▸ **DIRECTIONS FOR THIS TASK**:
Write out the records below word for word, please.

▸ **Data entries**:

----

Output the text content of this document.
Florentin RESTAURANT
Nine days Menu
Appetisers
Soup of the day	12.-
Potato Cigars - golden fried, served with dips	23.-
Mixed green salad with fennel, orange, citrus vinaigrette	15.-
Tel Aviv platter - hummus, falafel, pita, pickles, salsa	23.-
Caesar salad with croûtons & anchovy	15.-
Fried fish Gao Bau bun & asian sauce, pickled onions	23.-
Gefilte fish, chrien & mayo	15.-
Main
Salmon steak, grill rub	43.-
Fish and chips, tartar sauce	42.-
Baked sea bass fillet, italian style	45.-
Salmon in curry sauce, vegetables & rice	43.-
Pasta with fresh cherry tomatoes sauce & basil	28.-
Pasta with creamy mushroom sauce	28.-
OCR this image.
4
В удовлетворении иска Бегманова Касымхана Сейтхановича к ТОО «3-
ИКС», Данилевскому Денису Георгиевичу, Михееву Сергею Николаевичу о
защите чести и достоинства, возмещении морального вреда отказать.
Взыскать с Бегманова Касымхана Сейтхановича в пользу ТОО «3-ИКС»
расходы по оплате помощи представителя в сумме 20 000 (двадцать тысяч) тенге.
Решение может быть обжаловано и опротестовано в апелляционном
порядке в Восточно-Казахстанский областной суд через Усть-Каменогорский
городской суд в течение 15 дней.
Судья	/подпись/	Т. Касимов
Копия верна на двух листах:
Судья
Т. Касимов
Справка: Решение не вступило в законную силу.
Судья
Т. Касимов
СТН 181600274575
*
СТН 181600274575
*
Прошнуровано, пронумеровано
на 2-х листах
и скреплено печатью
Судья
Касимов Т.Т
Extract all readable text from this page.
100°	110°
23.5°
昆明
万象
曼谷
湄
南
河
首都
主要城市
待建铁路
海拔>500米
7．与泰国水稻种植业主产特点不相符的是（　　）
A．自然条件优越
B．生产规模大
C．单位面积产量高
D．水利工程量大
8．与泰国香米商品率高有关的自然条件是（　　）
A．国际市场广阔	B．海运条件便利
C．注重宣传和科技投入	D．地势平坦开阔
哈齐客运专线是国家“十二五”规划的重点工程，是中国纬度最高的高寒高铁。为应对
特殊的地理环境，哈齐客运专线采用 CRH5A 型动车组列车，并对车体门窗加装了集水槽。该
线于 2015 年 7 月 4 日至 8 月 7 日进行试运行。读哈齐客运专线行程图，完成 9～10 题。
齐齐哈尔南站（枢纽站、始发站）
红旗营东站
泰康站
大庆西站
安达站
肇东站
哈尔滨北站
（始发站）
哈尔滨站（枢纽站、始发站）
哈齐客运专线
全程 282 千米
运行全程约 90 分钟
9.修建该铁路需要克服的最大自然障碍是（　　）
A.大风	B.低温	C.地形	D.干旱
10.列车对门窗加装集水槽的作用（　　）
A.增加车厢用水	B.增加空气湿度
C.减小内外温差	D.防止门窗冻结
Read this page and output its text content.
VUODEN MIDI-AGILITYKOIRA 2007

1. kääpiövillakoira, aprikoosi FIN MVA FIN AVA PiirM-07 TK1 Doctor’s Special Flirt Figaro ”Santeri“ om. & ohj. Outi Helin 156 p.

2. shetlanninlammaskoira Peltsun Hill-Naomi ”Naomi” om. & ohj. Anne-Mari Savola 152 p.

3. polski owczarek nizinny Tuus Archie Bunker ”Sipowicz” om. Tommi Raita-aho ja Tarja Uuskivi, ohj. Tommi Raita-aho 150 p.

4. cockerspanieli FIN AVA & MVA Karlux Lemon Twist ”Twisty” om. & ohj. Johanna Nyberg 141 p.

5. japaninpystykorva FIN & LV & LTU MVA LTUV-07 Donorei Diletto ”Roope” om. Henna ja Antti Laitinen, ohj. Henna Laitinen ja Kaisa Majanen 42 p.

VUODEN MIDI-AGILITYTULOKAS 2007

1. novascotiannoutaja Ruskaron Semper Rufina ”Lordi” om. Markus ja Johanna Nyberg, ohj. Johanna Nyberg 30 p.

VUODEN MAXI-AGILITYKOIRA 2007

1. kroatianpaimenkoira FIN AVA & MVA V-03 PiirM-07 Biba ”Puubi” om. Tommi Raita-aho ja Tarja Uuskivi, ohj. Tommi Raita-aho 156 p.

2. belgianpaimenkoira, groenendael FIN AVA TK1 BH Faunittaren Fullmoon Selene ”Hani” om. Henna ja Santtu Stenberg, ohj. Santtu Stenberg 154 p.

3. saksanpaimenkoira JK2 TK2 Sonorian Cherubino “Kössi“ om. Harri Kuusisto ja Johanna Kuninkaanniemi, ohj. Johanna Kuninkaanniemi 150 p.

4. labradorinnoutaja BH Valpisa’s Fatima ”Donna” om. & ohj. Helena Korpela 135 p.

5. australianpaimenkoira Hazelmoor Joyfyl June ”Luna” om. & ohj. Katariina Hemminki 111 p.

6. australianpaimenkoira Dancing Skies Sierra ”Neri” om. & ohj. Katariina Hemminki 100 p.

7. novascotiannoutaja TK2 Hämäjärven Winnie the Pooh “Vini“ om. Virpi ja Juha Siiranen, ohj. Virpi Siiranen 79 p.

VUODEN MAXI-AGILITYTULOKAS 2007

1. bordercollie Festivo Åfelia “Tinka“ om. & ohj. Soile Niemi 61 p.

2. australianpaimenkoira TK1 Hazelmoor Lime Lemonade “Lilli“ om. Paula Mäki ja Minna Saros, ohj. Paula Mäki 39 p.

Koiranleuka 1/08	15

----

▸ **RESPONSE TO THE EXERCISE**:
Output the text content of this document.
Florentin RESTAURANT
Nine days Menu
Appetisers
Soup of the day	12.-
Potato Cigars - golden fried, served with dips	23.-
Mixed green salad with fennel, orange, citrus vinaigrette	15.-
Tel Aviv platter - hummus, falafel, pita, pickles, salsa	23.-
Caesar salad with croûtons & anchovy	15.-
Fried fish Gao Bau bun & asian sauce, pickled onions	23.-
Gefilte fish, chrien & mayo	15.-
Main
Salmon steak, grill rub	43.-
Fish and chips, tartar sauce	42.-
Baked sea bass fillet, italian style	45.-
Salmon in curry sauce, vegetables & rice	43.-
Pasta with fresh cherry tomatoes sauce & basil	28.-
Pasta with creamy mushroom sauce	28.-
OCR this image.
4
В удовлетворении иска Бегманова Касымхана Сейтхановича к ТОО «3-
ИКС», Данилевскому Денису Георгиевичу, Михееву Сергею Николаевичу о
защите чести и достоинства, возмещении морального вреда отказать.
Взыскать с Бегманова Касымхана Сейтхановича в пользу ТОО «3-ИКС»
расходы по оплате помощи представителя в сумме 20 000 (двадцать тысяч) тенге.
Решение может быть обжаловано и опротестовано в апелляционном
порядке в Восточно-Казахстанский областной суд через Усть-Каменогорский
городской суд в течение 15 дней.
Судья	/подпись/	Т. Касимов
Копия верна на двух листах:
Судья
Т. Касимов
Справка: Решение не вступило в законную силу.
Судья
Т. Касимов
СТН 181600274575
*
СТН 181600274575
*
Прошнуровано, пронумеровано
на 2-х листах
и скреплено печатью
Судья
Касимов Т.Т
Extract all readable text from this page.
100°	110°
23.5°
昆明
万象
曼谷
湄
南
河
首都
主要城市
待建铁路
海拔>500米
7．与泰国水稻种植业主产特点不相符的是（　　）
A．自然条件优越
B．生产规模大
C．单位面积产量高
D．水利工程量大
8．与泰国香米商品率高有关的自然条件是（　　）
A．国际市场广阔	B．海运条件便利
C．注重宣传和科技投入	D．地势平坦开阔
哈齐客运专线是国家“十二五”规划的重点工程，是中国纬度最高的高寒高铁。为应对
特殊的地理环境，哈齐客运专线采用 CRH5A 型动车组列车，并对车体门窗加装了集水槽。该
线于 2015 年 7 月 4 日至 8 月 7 日进行试运行。读哈齐客运专线行程图，完成 9～10 题。
齐齐哈尔南站（枢纽站、始发站）
红旗营东站
泰康站
大庆西站
安达站
肇东站
哈尔滨北站
（始发站）
哈尔滨站（枢纽站、始发站）
哈齐客运专线
全程 282 千米
运行全程约 90 分钟
9.修建该铁路需要克服的最大自然障碍是（　　）
A.大风	B.低温	C.地形	D.干旱
10.列车对门窗加装集水槽的作用（　　）
A.增加车厢用水	B.增加空气湿度
C.减小内外温差	D.防止门窗冻结
Read this page and output its text content.
VUODEN MIDI-AGILITYKOIRA 2007

1. kääpiövillakoira, aprikoosi FIN MVA FIN AVA PiirM-07 TK1 Doctor’s Special Flirt Figaro ”Santeri“ om. & ohj. Outi Helin 156 p.

2. shetlanninlammaskoira Peltsun Hill-Naomi ”Naomi” om. & ohj. Anne-Mari Savola 152 p.

3. polski owczarek nizinny Tuus Archie Bunker ”Sipowicz” om. Tommi Raita-aho ja Tarja Uuskivi, ohj. Tommi Raita-aho 150 p.

4. cockerspanieli FIN AVA & MVA Karlux Lemon Twist ”Twisty” om. & ohj. Johanna Nyberg 141 p.

5. japaninpystykorva FIN & LV & LTU MVA LTUV-07 Donorei Diletto ”Roope” om. Henna ja Antti Laitinen, ohj. Henna Laitinen ja Kaisa Majanen 42 p.

VUODEN MIDI-AGILITYTULOKAS 2007

1. novascotiannoutaja Ruskaron Semper Rufina ”Lordi” om. Markus ja Johanna Nyberg, ohj. Johanna Nyberg 30 p.

VUODEN MAXI-AGILITYKOIRA 2007

1. kroatianpaimenkoira FIN AVA & MVA V-03 PiirM-07 Biba ”Puubi” om. Tommi Raita-aho ja Tarja Uuskivi, ohj. Tommi Raita-aho 156 p.

2. belgianpaimenkoira, groenendael FIN AVA TK1 BH Faunittaren Fullmoon Selene ”Hani” om. Henna ja Santtu Stenberg, ohj. Santtu Stenberg 154 p.

3. saksanpaimenkoira JK2 TK2 Sonorian Cherubino “Kössi“ om. Harri Kuusisto ja Johanna Kuninkaanniemi, ohj. Johanna Kuninkaanniemi 150 p.

4. labradorinnoutaja BH Valpisa’s Fatima ”Donna” om. & ohj. Helena Korpela 135 p.

5. australianpaimenkoira Hazelmoor Joyfyl June ”Luna” om. & ohj. Katariina Hemminki 111 p.

6. australianpaimenkoira Dancing Skies Sierra ”Neri” om. & ohj. Katariina Hemminki 100 p.

7. novascotiannoutaja TK2 Hämäjärven Winnie the Pooh “Vini“ om. Virpi ja Juha Siiranen, ohj. Virpi Siiranen 79 p.

VUODEN MAXI-AGILITYTULOKAS 2007

1. bordercollie Festivo Åfelia “Tinka“ om. & ohj. Soile Niemi 61 p.

2. australianpaimenkoira TK1 Hazelmoor Lime Lemonade “Lilli“ om. Paula Mäki ja Minna Saros, ohj. Paula Mäki 39 p.

Koiranleuka 1/08	15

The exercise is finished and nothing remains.